Aim:
Leave out the pictures; transcribe all else exactly.

Material for this exercise:

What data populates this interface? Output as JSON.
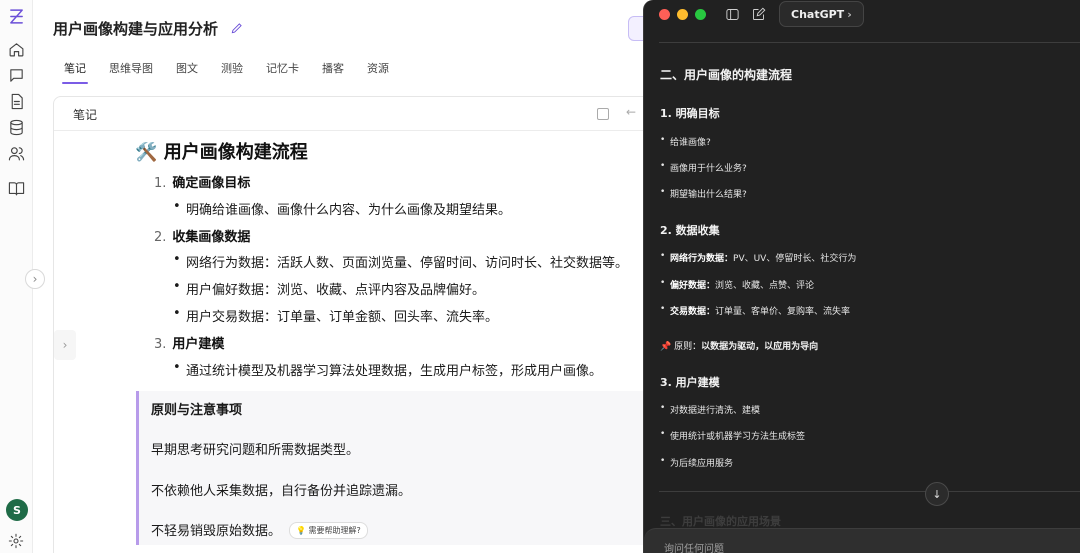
{
  "header": {
    "title": "用户画像构建与应用分析"
  },
  "tabs": [
    {
      "label": "笔记"
    },
    {
      "label": "思维导图"
    },
    {
      "label": "图文"
    },
    {
      "label": "测验"
    },
    {
      "label": "记忆卡"
    },
    {
      "label": "播客"
    },
    {
      "label": "资源"
    }
  ],
  "note": {
    "card_label": "笔记",
    "heading_emoji": "🛠️",
    "heading": "用户画像构建流程",
    "sections": [
      {
        "num": "1.",
        "title": "确定画像目标",
        "items": [
          "明确给谁画像、画像什么内容、为什么画像及期望结果。"
        ]
      },
      {
        "num": "2.",
        "title": "收集画像数据",
        "items": [
          "网络行为数据：活跃人数、页面浏览量、停留时间、访问时长、社交数据等。",
          "用户偏好数据：浏览、收藏、点评内容及品牌偏好。",
          "用户交易数据：订单量、订单金额、回头率、流失率。"
        ]
      },
      {
        "num": "3.",
        "title": "用户建模",
        "items": [
          "通过统计模型及机器学习算法处理数据，生成用户标签，形成用户画像。"
        ]
      }
    ],
    "callout": {
      "title": "原则与注意事项",
      "lines": [
        "早期思考研究问题和所需数据类型。",
        "不依赖他人采集数据，自行备份并追踪遗漏。",
        "不轻易销毁原始数据。"
      ],
      "help_chip": "💡 需要帮助理解?"
    }
  },
  "user": {
    "avatar_letter": "S"
  },
  "chatgpt": {
    "app_label": "ChatGPT",
    "section_title": "二、用户画像的构建流程",
    "step1": {
      "title": "1. 明确目标",
      "items": [
        "给谁画像?",
        "画像用于什么业务?",
        "期望输出什么结果?"
      ]
    },
    "step2": {
      "title": "2. 数据收集",
      "items": [
        {
          "bold": "网络行为数据：",
          "text": "PV、UV、停留时长、社交行为"
        },
        {
          "bold": "偏好数据：",
          "text": "浏览、收藏、点赞、评论"
        },
        {
          "bold": "交易数据：",
          "text": "订单量、客单价、复购率、流失率"
        }
      ]
    },
    "principle": {
      "emoji": "📌",
      "label": "原则：",
      "text": "以数据为驱动，以应用为导向"
    },
    "step3": {
      "title": "3. 用户建模",
      "items": [
        "对数据进行清洗、建模",
        "使用统计或机器学习方法生成标签",
        "为后续应用服务"
      ]
    },
    "next_section_faded": "三、用户画像的应用场景",
    "composer_placeholder": "询问任何问题"
  },
  "colors": {
    "accent": "#7b5ce6",
    "gpt_bg": "#212121"
  }
}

Answer to this task:
What data populates this interface? Output as JSON.
{
  "header": {
    "title": "用户画像构建与应用分析"
  },
  "tabs": [
    {
      "label": "笔记"
    },
    {
      "label": "思维导图"
    },
    {
      "label": "图文"
    },
    {
      "label": "测验"
    },
    {
      "label": "记忆卡"
    },
    {
      "label": "播客"
    },
    {
      "label": "资源"
    }
  ],
  "note": {
    "card_label": "笔记",
    "heading_emoji": "🛠️",
    "heading": "用户画像构建流程",
    "sections": [
      {
        "num": "1.",
        "title": "确定画像目标",
        "items": [
          "明确给谁画像、画像什么内容、为什么画像及期望结果。"
        ]
      },
      {
        "num": "2.",
        "title": "收集画像数据",
        "items": [
          "网络行为数据：活跃人数、页面浏览量、停留时间、访问时长、社交数据等。",
          "用户偏好数据：浏览、收藏、点评内容及品牌偏好。",
          "用户交易数据：订单量、订单金额、回头率、流失率。"
        ]
      },
      {
        "num": "3.",
        "title": "用户建模",
        "items": [
          "通过统计模型及机器学习算法处理数据，生成用户标签，形成用户画像。"
        ]
      }
    ],
    "callout": {
      "title": "原则与注意事项",
      "lines": [
        "早期思考研究问题和所需数据类型。",
        "不依赖他人采集数据，自行备份并追踪遗漏。",
        "不轻易销毁原始数据。"
      ],
      "help_chip": "💡 需要帮助理解?"
    }
  },
  "user": {
    "avatar_letter": "S"
  },
  "chatgpt": {
    "app_label": "ChatGPT",
    "section_title": "二、用户画像的构建流程",
    "step1": {
      "title": "1. 明确目标",
      "items": [
        "给谁画像?",
        "画像用于什么业务?",
        "期望输出什么结果?"
      ]
    },
    "step2": {
      "title": "2. 数据收集",
      "items": [
        {
          "bold": "网络行为数据：",
          "text": "PV、UV、停留时长、社交行为"
        },
        {
          "bold": "偏好数据：",
          "text": "浏览、收藏、点赞、评论"
        },
        {
          "bold": "交易数据：",
          "text": "订单量、客单价、复购率、流失率"
        }
      ]
    },
    "principle": {
      "emoji": "📌",
      "label": "原则：",
      "text": "以数据为驱动，以应用为导向"
    },
    "step3": {
      "title": "3. 用户建模",
      "items": [
        "对数据进行清洗、建模",
        "使用统计或机器学习方法生成标签",
        "为后续应用服务"
      ]
    },
    "next_section_faded": "三、用户画像的应用场景",
    "composer_placeholder": "询问任何问题"
  },
  "colors": {
    "accent": "#7b5ce6",
    "gpt_bg": "#212121"
  }
}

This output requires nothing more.